[start of RECORDS FOR THIS EXERCISE]
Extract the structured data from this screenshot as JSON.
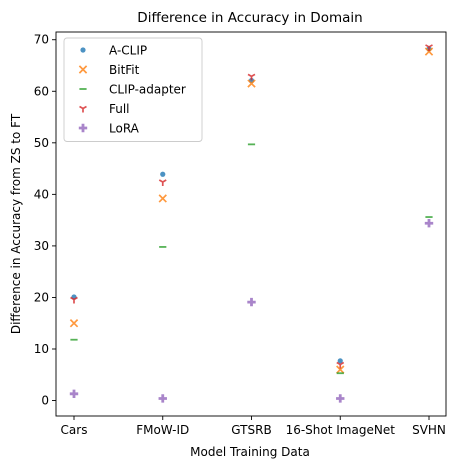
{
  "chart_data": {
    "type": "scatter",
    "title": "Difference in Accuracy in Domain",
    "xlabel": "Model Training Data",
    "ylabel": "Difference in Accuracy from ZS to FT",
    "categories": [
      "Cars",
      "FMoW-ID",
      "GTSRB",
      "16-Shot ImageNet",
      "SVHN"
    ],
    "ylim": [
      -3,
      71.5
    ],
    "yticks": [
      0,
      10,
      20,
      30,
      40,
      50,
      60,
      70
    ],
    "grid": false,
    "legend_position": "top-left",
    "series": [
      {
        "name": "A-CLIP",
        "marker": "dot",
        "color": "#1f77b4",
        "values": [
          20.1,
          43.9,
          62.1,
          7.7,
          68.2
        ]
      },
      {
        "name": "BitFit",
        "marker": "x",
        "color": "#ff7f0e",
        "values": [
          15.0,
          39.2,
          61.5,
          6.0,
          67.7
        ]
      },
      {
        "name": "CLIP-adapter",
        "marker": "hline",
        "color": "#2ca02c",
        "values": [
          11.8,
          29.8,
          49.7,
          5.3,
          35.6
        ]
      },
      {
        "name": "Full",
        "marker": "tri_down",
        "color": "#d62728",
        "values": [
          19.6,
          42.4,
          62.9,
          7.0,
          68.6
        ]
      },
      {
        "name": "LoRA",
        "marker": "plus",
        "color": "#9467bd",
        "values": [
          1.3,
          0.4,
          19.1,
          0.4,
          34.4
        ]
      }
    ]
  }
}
[end of RECORDS FOR THIS EXERCISE]
__TASK GOAL__.
For the data above, state only how many lines include the word "color".

__FINAL RESULT__.
5